* Exercise task: List every line in this data where the string "JSON" occurs.
** start of Input records **
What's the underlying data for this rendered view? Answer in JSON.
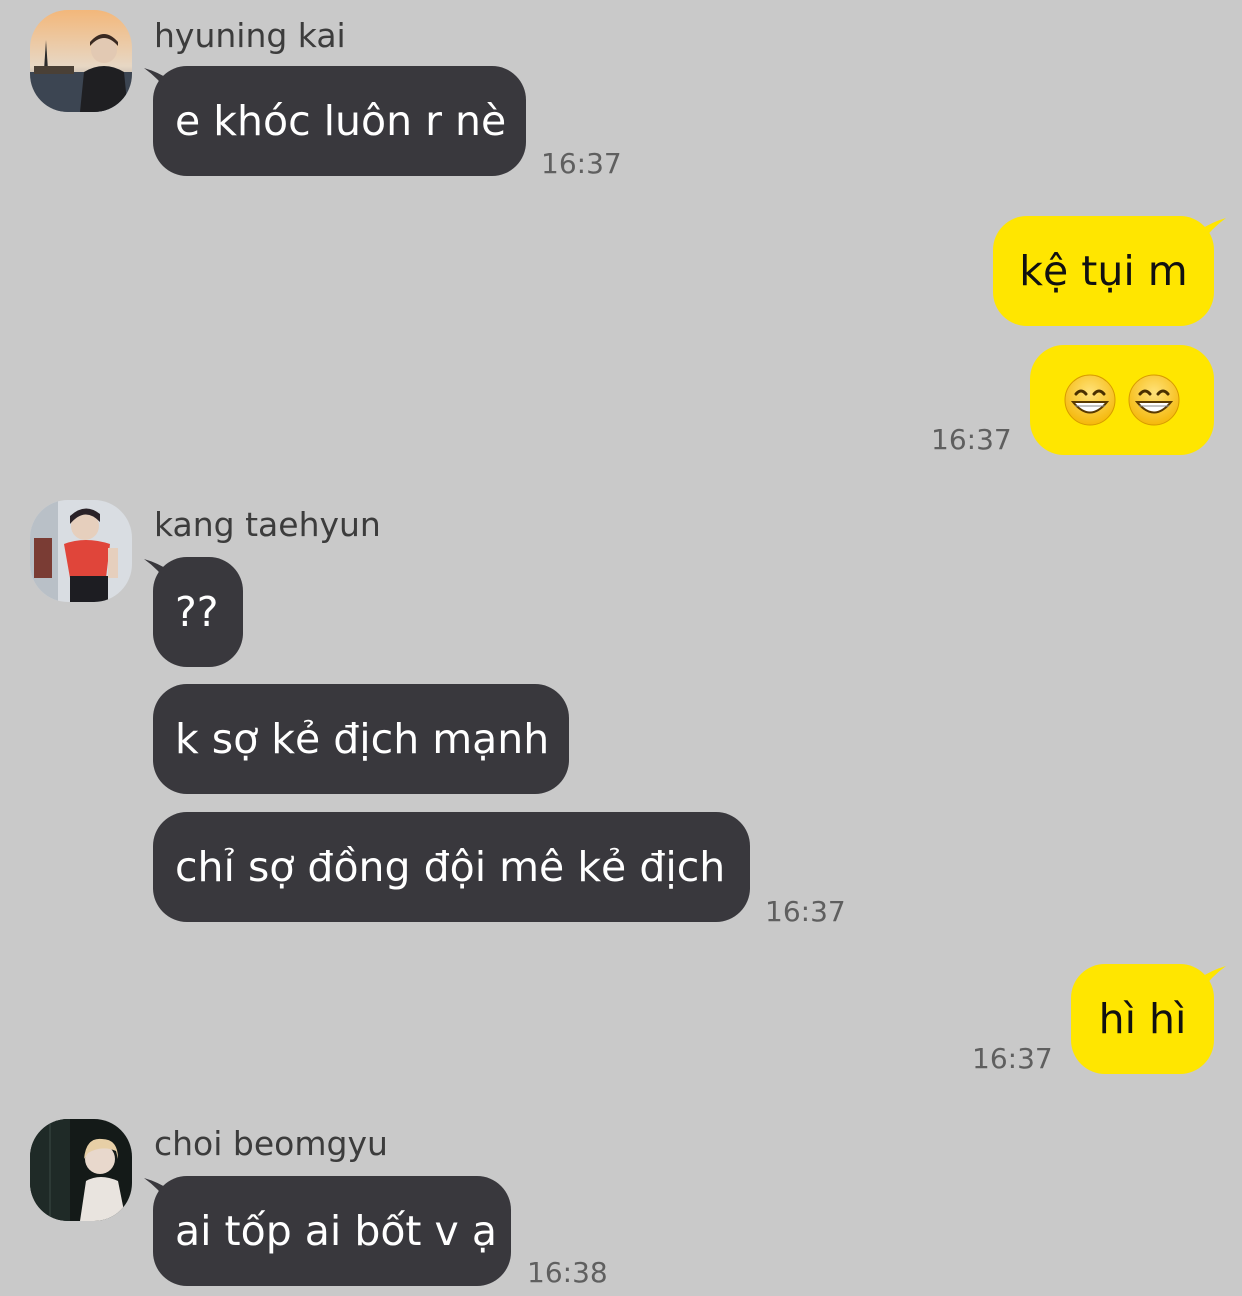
{
  "colors": {
    "background": "#c9c9c9",
    "incoming_bubble": "#39383d",
    "outgoing_bubble": "#ffe600",
    "timestamp": "#5f5f5f"
  },
  "messages": {
    "m1": {
      "sender": "hyuning kai",
      "text": "e khóc luôn r nè",
      "time": "16:37"
    },
    "m2": {
      "text": "kệ tụi m"
    },
    "m3": {
      "emoji": "grinning-face-with-smiling-eyes x2",
      "time": "16:37"
    },
    "m4": {
      "sender": "kang taehyun",
      "text": "??"
    },
    "m5": {
      "text": "k sợ kẻ địch mạnh"
    },
    "m6": {
      "text": "chỉ sợ đồng đội mê kẻ địch",
      "time": "16:37"
    },
    "m7": {
      "text": "hì hì",
      "time": "16:37"
    },
    "m8": {
      "sender": "choi beomgyu",
      "text": "ai tốp ai bốt v ạ",
      "time": "16:38"
    }
  }
}
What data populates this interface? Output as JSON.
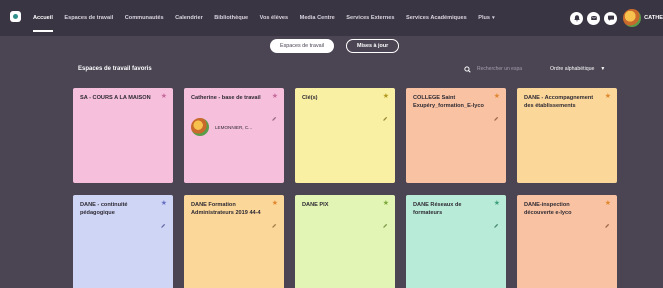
{
  "topbar": {
    "logo_icon": "platform-logo-icon",
    "nav": [
      {
        "label": "Accueil",
        "active": true
      },
      {
        "label": "Espaces de travail"
      },
      {
        "label": "Communautés"
      },
      {
        "label": "Calendrier"
      },
      {
        "label": "Bibliothèque"
      },
      {
        "label": "Vos élèves"
      },
      {
        "label": "Media Centre"
      },
      {
        "label": "Services Externes"
      },
      {
        "label": "Services Académiques"
      },
      {
        "label": "Plus"
      }
    ],
    "right_icons": [
      "alerts-icon",
      "mail-icon",
      "chat-icon"
    ],
    "user_name": "CATHE"
  },
  "actions": {
    "primary_label": "Espaces de travail",
    "secondary_label": "Mises à jour"
  },
  "section": {
    "title": "Espaces de travail favoris",
    "search_placeholder": "Rechercher un espa",
    "sort_label": "Ordre alphabétique"
  },
  "cards": [
    {
      "title": "SA - COURS A LA MAISON",
      "color": "#f6bfdc"
    },
    {
      "title": "Catherine - base de travail",
      "color": "#f6bfdc",
      "member": "LEMONNIER, C..."
    },
    {
      "title": "Clé(s)",
      "color": "#faf0a3"
    },
    {
      "title": "COLLEGE Saint Exupéry_formation_E-lyco",
      "color": "#f9c3a3"
    },
    {
      "title": "DANE - Accompagnement des établissements",
      "color": "#fbd79a"
    },
    {
      "title": "DANE - continuité pédagogique",
      "color": "#cfd5f5"
    },
    {
      "title": "DANE Formation Administrateurs 2019 44-4",
      "color": "#fbd79a"
    },
    {
      "title": "DANE PIX",
      "color": "#e2f5b4"
    },
    {
      "title": "DANE Réseaux de formateurs",
      "color": "#b9ecd8"
    },
    {
      "title": "DANE-inspection découverte e-lyco",
      "color": "#f9c3a3"
    }
  ]
}
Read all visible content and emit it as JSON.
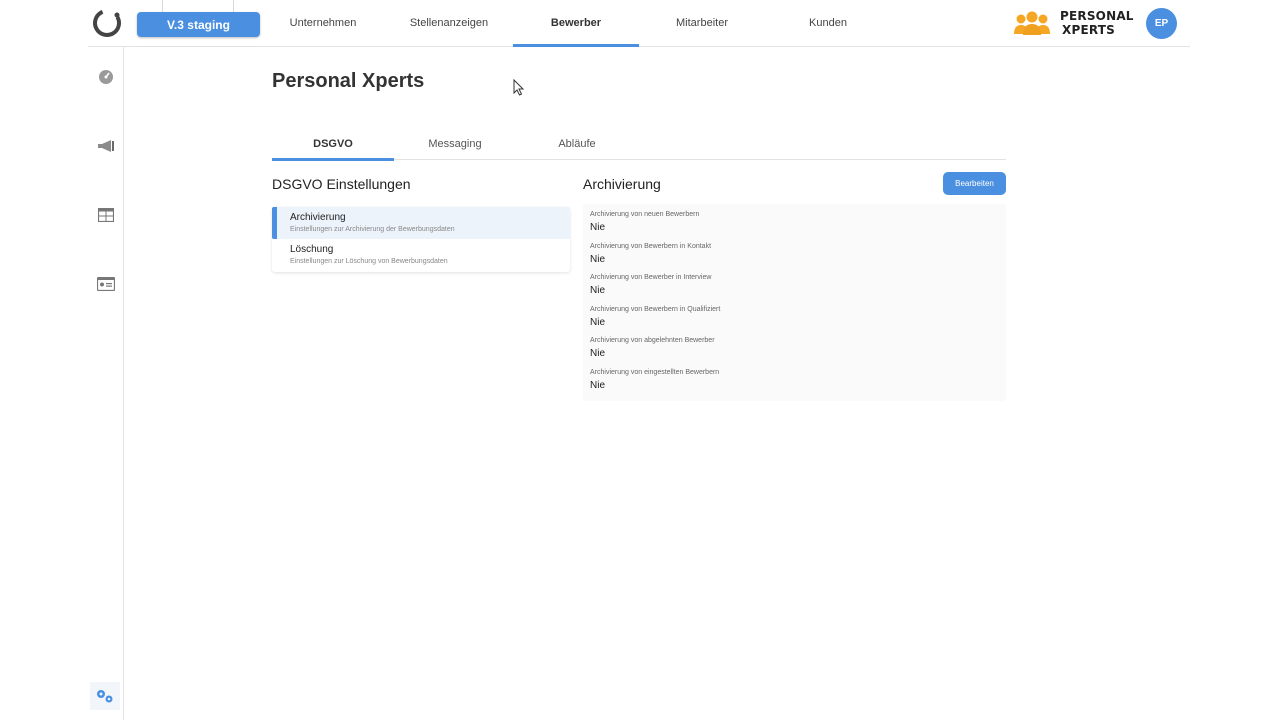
{
  "header": {
    "env_label": "V.3 staging",
    "nav": [
      {
        "label": "Unternehmen",
        "active": false
      },
      {
        "label": "Stellenanzeigen",
        "active": false
      },
      {
        "label": "Bewerber",
        "active": true
      },
      {
        "label": "Mitarbeiter",
        "active": false
      },
      {
        "label": "Kunden",
        "active": false
      }
    ],
    "brand": {
      "line1": "PERSONAL",
      "line2": "XPERTS"
    },
    "avatar_initials": "EP"
  },
  "sidebar": {
    "icons": [
      "dashboard-icon",
      "megaphone-icon",
      "table-icon",
      "id-card-icon"
    ],
    "bottom_icon": "settings-gears-icon"
  },
  "page": {
    "title": "Personal Xperts",
    "tabs": [
      {
        "label": "DSGVO",
        "active": true
      },
      {
        "label": "Messaging",
        "active": false
      },
      {
        "label": "Abläufe",
        "active": false
      }
    ]
  },
  "left": {
    "title": "DSGVO Einstellungen",
    "items": [
      {
        "title": "Archivierung",
        "subtitle": "Einstellungen zur Archivierung der Bewerbungsdaten",
        "active": true
      },
      {
        "title": "Löschung",
        "subtitle": "Einstellungen zur Löschung von Bewerbungsdaten",
        "active": false
      }
    ]
  },
  "right": {
    "title": "Archivierung",
    "edit_label": "Bearbeiten",
    "fields": [
      {
        "label": "Archivierung von neuen Bewerbern",
        "value": "Nie"
      },
      {
        "label": "Archivierung von Bewerbern in Kontakt",
        "value": "Nie"
      },
      {
        "label": "Archivierung von Bewerber in Interview",
        "value": "Nie"
      },
      {
        "label": "Archivierung von Bewerbern in Qualifiziert",
        "value": "Nie"
      },
      {
        "label": "Archivierung von abgelehnten Bewerber",
        "value": "Nie"
      },
      {
        "label": "Archivierung von eingestellten Bewerbern",
        "value": "Nie"
      }
    ]
  },
  "colors": {
    "accent": "#4a8fe0",
    "brand_orange": "#f5a623"
  }
}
** end of Input records **
* Solution:
What's the underlying data for this rendered view? Answer in JSON.
What data populates this interface? Output as JSON.
Read all visible content and emit it as JSON.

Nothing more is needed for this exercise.